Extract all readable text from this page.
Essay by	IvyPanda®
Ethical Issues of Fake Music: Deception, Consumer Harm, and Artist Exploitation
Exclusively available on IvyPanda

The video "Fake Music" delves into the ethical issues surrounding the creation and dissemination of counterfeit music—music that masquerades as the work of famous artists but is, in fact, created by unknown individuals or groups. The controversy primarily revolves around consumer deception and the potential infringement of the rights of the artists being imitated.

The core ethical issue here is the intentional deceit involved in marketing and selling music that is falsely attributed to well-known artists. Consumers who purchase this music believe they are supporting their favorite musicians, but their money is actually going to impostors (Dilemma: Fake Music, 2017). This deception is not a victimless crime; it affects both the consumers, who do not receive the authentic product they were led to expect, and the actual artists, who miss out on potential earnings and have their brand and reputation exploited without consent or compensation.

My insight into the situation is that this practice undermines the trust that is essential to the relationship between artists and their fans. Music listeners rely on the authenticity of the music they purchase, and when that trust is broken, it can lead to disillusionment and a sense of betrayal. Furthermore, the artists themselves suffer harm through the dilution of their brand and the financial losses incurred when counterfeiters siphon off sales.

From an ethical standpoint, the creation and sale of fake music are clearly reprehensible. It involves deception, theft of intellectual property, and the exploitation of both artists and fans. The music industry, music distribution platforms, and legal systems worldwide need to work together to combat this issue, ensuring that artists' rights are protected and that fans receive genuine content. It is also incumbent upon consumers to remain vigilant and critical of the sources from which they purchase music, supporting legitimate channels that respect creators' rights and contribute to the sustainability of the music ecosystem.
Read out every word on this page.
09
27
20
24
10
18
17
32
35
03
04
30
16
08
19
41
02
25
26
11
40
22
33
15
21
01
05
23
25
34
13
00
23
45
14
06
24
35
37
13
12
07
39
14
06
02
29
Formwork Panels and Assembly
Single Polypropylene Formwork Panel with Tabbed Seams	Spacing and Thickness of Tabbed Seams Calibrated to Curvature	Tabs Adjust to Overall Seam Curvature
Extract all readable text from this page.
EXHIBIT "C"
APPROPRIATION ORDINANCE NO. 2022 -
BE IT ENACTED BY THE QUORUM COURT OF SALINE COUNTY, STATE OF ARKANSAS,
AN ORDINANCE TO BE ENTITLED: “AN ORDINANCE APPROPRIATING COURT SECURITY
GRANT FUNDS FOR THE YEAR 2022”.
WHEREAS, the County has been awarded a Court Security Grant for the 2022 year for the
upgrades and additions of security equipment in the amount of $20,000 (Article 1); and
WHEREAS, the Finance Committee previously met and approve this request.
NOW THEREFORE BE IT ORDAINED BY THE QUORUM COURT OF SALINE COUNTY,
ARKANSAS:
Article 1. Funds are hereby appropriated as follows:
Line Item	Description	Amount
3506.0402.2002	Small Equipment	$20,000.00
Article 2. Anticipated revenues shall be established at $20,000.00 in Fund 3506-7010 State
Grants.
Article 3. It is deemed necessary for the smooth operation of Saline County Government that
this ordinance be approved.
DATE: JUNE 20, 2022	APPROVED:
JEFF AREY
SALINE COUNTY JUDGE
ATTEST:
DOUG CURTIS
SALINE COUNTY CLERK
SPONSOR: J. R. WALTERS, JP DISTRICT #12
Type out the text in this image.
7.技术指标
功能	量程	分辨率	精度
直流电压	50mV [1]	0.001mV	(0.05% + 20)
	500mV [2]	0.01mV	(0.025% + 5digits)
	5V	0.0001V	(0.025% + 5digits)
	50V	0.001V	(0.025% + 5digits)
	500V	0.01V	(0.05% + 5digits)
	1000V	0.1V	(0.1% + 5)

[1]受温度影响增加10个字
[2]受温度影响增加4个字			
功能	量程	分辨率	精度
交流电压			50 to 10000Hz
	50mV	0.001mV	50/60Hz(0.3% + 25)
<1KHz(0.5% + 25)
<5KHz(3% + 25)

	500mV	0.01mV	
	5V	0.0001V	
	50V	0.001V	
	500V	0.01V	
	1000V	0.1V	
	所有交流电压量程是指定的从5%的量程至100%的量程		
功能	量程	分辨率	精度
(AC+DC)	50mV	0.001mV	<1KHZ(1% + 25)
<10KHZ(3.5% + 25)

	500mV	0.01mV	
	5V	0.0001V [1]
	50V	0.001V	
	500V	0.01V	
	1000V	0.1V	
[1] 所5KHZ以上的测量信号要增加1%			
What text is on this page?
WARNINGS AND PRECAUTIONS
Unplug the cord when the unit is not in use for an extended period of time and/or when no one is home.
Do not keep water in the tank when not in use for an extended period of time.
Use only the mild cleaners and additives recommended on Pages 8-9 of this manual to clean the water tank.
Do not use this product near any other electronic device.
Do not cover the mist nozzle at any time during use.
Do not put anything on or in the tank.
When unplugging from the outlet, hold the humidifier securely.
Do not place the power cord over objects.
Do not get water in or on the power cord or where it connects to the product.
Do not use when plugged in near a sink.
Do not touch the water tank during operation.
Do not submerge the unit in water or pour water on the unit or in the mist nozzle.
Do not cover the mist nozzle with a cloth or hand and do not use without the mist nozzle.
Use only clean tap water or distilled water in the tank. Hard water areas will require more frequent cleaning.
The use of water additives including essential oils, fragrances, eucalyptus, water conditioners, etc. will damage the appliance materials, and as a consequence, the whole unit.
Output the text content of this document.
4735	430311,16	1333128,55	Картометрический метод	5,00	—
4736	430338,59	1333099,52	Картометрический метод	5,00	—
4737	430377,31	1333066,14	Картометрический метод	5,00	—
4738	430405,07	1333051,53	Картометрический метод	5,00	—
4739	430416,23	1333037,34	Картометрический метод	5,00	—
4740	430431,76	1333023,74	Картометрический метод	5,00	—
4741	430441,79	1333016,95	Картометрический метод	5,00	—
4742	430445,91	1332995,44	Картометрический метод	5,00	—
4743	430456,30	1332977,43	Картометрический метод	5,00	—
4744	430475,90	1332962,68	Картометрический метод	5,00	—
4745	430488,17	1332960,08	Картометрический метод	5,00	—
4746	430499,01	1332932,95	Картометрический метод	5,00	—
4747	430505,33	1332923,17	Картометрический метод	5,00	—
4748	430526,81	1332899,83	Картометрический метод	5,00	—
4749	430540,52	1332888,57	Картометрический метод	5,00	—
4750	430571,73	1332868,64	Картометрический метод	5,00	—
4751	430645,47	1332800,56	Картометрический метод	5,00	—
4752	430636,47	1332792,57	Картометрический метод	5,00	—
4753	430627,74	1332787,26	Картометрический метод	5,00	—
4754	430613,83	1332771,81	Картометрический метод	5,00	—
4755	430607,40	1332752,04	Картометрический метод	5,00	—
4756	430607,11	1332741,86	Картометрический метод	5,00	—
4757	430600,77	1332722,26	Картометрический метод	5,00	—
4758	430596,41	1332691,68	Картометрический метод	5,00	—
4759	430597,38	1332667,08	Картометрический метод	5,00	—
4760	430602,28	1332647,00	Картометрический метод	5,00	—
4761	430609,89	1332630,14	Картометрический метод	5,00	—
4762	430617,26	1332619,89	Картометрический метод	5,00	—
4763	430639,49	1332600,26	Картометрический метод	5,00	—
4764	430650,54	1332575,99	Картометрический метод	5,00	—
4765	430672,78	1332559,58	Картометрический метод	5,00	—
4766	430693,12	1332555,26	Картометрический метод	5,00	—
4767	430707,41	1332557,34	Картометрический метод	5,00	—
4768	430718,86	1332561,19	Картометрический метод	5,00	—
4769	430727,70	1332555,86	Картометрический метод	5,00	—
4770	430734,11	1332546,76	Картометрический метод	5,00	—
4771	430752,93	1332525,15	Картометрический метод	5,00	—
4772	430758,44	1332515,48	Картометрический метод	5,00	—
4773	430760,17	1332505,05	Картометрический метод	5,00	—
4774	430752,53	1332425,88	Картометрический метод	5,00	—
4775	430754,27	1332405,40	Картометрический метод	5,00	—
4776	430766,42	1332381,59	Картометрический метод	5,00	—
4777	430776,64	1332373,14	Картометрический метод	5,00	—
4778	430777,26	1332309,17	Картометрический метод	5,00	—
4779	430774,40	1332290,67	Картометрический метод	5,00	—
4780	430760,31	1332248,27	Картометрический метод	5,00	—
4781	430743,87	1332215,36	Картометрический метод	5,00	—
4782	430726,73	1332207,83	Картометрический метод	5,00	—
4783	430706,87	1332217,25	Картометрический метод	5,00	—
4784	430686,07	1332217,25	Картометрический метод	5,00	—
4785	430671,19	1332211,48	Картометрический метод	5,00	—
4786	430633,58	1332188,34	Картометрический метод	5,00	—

:::::

INSTRUCTIONS TO FOLLOW> Lines containing the word "clean" are to be counted in the listing; state their number alone.

REPLY TO THE TASK> 2